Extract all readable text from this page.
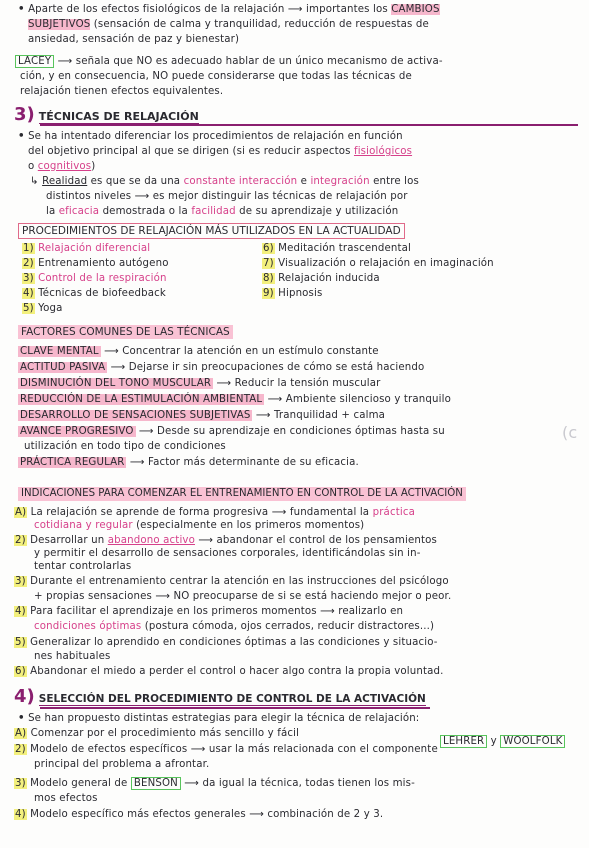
• Aparte de los efectos fisiológicos de la relajación ⟶ importantes los CAMBIOS
SUBJETIVOS (sensación de calma y tranquilidad, reducción de respuestas de
ansiedad, sensación de paz y bienestar)
LACEY ⟶ señala que NO es adecuado hablar de un único mecanismo de activa-
ción, y en consecuencia, NO puede considerarse que todas las técnicas de
relajación tienen efectos equivalentes.
3) TÉCNICAS DE RELAJACIÓN
• Se ha intentado diferenciar los procedimientos de relajación en función
del objetivo principal al que se dirigen (si es reducir aspectos fisiológicos
o cognitivos)
↳ Realidad es que se da una constante interacción e integración entre los
distintos niveles ⟶ es mejor distinguir las técnicas de relajación por
la eficacia demostrada o la facilidad de su aprendizaje y utilización
PROCEDIMIENTOS DE RELAJACIÓN MÁS UTILIZADOS EN LA ACTUALIDAD
1) Relajación diferencial
2) Entrenamiento autógeno
3) Control de la respiración
4) Técnicas de biofeedback
5) Yoga
6) Meditación trascendental
7) Visualización o relajación en imaginación
8) Relajación inducida
9) Hipnosis
FACTORES COMUNES DE LAS TÉCNICAS
CLAVE MENTAL ⟶ Concentrar la atención en un estímulo constante
ACTITUD PASIVA ⟶ Dejarse ir sin preocupaciones de cómo se está haciendo
DISMINUCIÓN DEL TONO MUSCULAR ⟶ Reducir la tensión muscular
REDUCCIÓN DE LA ESTIMULACIÓN AMBIENTAL ⟶ Ambiente silencioso y tranquilo
DESARROLLO DE SENSACIONES SUBJETIVAS ⟶ Tranquilidad + calma
AVANCE PROGRESIVO ⟶ Desde su aprendizaje en condiciones óptimas hasta su
utilización en todo tipo de condiciones
PRÁCTICA REGULAR ⟶ Factor más determinante de su eficacia.
(c
INDICACIONES PARA COMENZAR EL ENTRENAMIENTO EN CONTROL DE LA ACTIVACIÓN
A) La relajación se aprende de forma progresiva ⟶ fundamental la práctica
cotidiana y regular (especialmente en los primeros momentos)
2) Desarrollar un abandono activo ⟶ abandonar el control de los pensamientos
y permitir el desarrollo de sensaciones corporales, identificándolas sin in-
tentar controlarlas
3) Durante el entrenamiento centrar la atención en las instrucciones del psicólogo
+ propias sensaciones ⟶ NO preocuparse de si se está haciendo mejor o peor.
4) Para facilitar el aprendizaje en los primeros momentos ⟶ realizarlo en
condiciones óptimas (postura cómoda, ojos cerrados, reducir distractores...)
5) Generalizar lo aprendido en condiciones óptimas a las condiciones y situacio-
nes habituales
6) Abandonar el miedo a perder el control o hacer algo contra la propia voluntad.
4) SELECCIÓN DEL PROCEDIMIENTO DE CONTROL DE LA ACTIVACIÓN
• Se han propuesto distintas estrategias para elegir la técnica de relajación:
A) Comenzar por el procedimiento más sencillo y fácil
2) Modelo de efectos específicos ⟶ usar la más relacionada con el componente
principal del problema a afrontar.
3) Modelo general de BENSON ⟶ da igual la técnica, todas tienen los mis-
mos efectos
4) Modelo específico más efectos generales ⟶ combinación de 2 y 3.
LEHRER y WOOLFOLK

### PROBLEM TO WORK ON
Can you repeat every record above exactly, apart from the pictures?

### TASK ANSWER
Extract all readable text from this page.
• Aparte de los efectos fisiológicos de la relajación ⟶ importantes los CAMBIOS
SUBJETIVOS (sensación de calma y tranquilidad, reducción de respuestas de
ansiedad, sensación de paz y bienestar)
LACEY ⟶ señala que NO es adecuado hablar de un único mecanismo de activa-
ción, y en consecuencia, NO puede considerarse que todas las técnicas de
relajación tienen efectos equivalentes.
3) TÉCNICAS DE RELAJACIÓN
• Se ha intentado diferenciar los procedimientos de relajación en función
del objetivo principal al que se dirigen (si es reducir aspectos fisiológicos
o cognitivos)
↳ Realidad es que se da una constante interacción e integración entre los
distintos niveles ⟶ es mejor distinguir las técnicas de relajación por
la eficacia demostrada o la facilidad de su aprendizaje y utilización
PROCEDIMIENTOS DE RELAJACIÓN MÁS UTILIZADOS EN LA ACTUALIDAD
1) Relajación diferencial
2) Entrenamiento autógeno
3) Control de la respiración
4) Técnicas de biofeedback
5) Yoga
6) Meditación trascendental
7) Visualización o relajación en imaginación
8) Relajación inducida
9) Hipnosis
FACTORES COMUNES DE LAS TÉCNICAS
CLAVE MENTAL ⟶ Concentrar la atención en un estímulo constante
ACTITUD PASIVA ⟶ Dejarse ir sin preocupaciones de cómo se está haciendo
DISMINUCIÓN DEL TONO MUSCULAR ⟶ Reducir la tensión muscular
REDUCCIÓN DE LA ESTIMULACIÓN AMBIENTAL ⟶ Ambiente silencioso y tranquilo
DESARROLLO DE SENSACIONES SUBJETIVAS ⟶ Tranquilidad + calma
AVANCE PROGRESIVO ⟶ Desde su aprendizaje en condiciones óptimas hasta su
utilización en todo tipo de condiciones
PRÁCTICA REGULAR ⟶ Factor más determinante de su eficacia.
(c
INDICACIONES PARA COMENZAR EL ENTRENAMIENTO EN CONTROL DE LA ACTIVACIÓN
A) La relajación se aprende de forma progresiva ⟶ fundamental la práctica
cotidiana y regular (especialmente en los primeros momentos)
2) Desarrollar un abandono activo ⟶ abandonar el control de los pensamientos
y permitir el desarrollo de sensaciones corporales, identificándolas sin in-
tentar controlarlas
3) Durante el entrenamiento centrar la atención en las instrucciones del psicólogo
+ propias sensaciones ⟶ NO preocuparse de si se está haciendo mejor o peor.
4) Para facilitar el aprendizaje en los primeros momentos ⟶ realizarlo en
condiciones óptimas (postura cómoda, ojos cerrados, reducir distractores...)
5) Generalizar lo aprendido en condiciones óptimas a las condiciones y situacio-
nes habituales
6) Abandonar el miedo a perder el control o hacer algo contra la propia voluntad.
4) SELECCIÓN DEL PROCEDIMIENTO DE CONTROL DE LA ACTIVACIÓN
• Se han propuesto distintas estrategias para elegir la técnica de relajación:
A) Comenzar por el procedimiento más sencillo y fácil
2) Modelo de efectos específicos ⟶ usar la más relacionada con el componente
principal del problema a afrontar.
3) Modelo general de BENSON ⟶ da igual la técnica, todas tienen los mis-
mos efectos
4) Modelo específico más efectos generales ⟶ combinación de 2 y 3.
LEHRER y WOOLFOLK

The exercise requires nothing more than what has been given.